### Texte fourni

Dépénalisation du proxénétisme (Pays Bas) ou interdiction de l’achat de tout acte sexuel (Suède) :

 10 ans après, quel bilan ? 

Il y a un peu plus de 10 ans, deux Etats membres de l’Union européenne, la Suède et les Pays-Bas adoptaient deux politiques radicalement opposées en matière de proxénétisme et de prostitution. Alors que la Suède décidait de renforcer sa lutte contre le proxénétisme, d’interdire l’achat de tout acte sexuel et d’offrir des alternatives aux personnes prostituées, les Pays-Bas dépénalisaient le proxénétisme, réglementaient l’exploitation de la prostitution et créaient un statut social de travailleuses du sexe.

Ces deux orientations, néo-abolitionniste pour la Suède, et réglementariste pour les Pays Bas, ont fortement influencé les débats nationaux dans d’autres Etats européens. Ainsi, le modèle suédois a été adopté par plusieurs pays nordiques (Norvège, Islande). L’Allemagne a adopté une politique très proche de celle des Pays-Bas en dépénalisant aussi le proxénétisme, tout comme la Catalogne.

 Sur la scène européenne et internationale, c’est la mouvance pro-proxénète qui l’a emporté ces 20 dernières années. Ainsi, alors que jusque dans les années 1980, l’exploitation de la prostitution d’autrui et la traite des êtres humains étaient considérées comme une violation des droits humains par les textes onusiens[1], le nouveau consensus européen et international[2] distingue théoriquement une prostitution dite « libre » d’une autre dite « forcée » et supprime en conséquence l’interdiction de tirer profit de la prostitution d’autrui tant qu’elle n’est pas contrainte.

### Données fournies
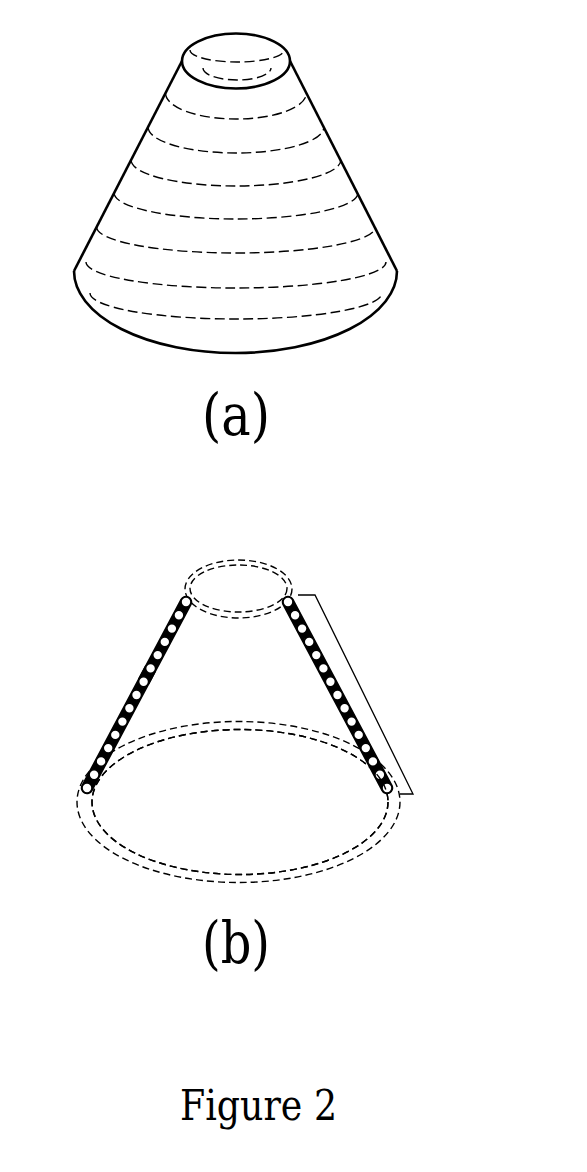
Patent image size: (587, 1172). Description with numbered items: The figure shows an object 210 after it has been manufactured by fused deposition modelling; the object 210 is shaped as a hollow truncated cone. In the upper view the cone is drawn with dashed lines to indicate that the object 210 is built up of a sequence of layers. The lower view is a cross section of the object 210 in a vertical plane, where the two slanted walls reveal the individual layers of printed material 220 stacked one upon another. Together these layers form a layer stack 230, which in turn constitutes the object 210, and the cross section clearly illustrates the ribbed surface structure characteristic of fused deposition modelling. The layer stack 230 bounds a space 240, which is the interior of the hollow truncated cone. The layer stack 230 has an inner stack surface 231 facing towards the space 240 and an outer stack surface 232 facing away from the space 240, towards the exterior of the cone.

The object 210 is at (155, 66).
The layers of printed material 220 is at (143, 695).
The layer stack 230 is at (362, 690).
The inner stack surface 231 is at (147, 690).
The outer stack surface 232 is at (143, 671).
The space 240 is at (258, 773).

...

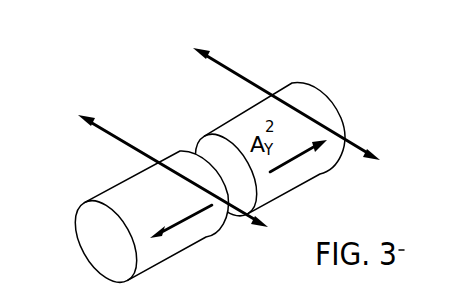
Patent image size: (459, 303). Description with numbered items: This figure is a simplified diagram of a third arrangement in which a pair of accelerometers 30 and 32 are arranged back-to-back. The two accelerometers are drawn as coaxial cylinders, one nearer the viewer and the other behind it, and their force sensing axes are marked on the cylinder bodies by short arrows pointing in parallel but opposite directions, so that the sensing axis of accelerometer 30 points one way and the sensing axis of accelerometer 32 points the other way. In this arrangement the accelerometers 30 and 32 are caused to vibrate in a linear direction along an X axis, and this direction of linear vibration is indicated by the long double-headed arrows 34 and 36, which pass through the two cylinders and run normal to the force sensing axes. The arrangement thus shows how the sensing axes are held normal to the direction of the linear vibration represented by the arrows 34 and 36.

==

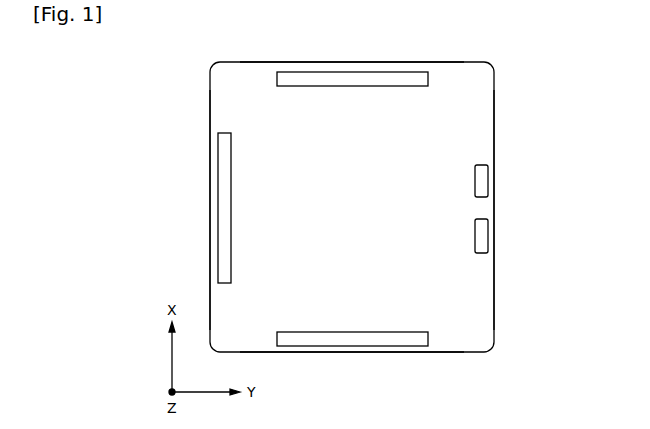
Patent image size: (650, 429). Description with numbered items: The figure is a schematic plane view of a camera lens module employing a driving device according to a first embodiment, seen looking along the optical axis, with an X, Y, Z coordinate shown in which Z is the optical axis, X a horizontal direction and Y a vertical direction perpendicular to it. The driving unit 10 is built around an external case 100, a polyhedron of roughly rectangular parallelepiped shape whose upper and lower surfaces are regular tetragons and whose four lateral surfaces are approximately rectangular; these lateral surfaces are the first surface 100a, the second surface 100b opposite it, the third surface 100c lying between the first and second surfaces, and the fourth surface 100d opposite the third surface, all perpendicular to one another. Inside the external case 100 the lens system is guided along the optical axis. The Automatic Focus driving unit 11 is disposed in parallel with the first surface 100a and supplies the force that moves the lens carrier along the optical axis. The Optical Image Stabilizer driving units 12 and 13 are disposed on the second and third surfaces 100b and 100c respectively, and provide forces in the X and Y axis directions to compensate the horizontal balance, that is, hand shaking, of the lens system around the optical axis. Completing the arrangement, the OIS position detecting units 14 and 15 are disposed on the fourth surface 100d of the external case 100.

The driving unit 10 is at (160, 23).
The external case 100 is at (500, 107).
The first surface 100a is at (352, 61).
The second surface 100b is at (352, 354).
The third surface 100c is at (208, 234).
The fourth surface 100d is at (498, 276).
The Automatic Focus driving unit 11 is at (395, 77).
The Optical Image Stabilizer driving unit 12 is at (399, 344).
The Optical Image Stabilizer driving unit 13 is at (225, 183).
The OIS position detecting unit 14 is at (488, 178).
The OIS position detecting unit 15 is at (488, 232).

### Objectif
Indiquez quels pays nordiques ont adopté le modèle suédois selon le texte fourni.

### Résultat obtenu
La Norvège et l'Islande.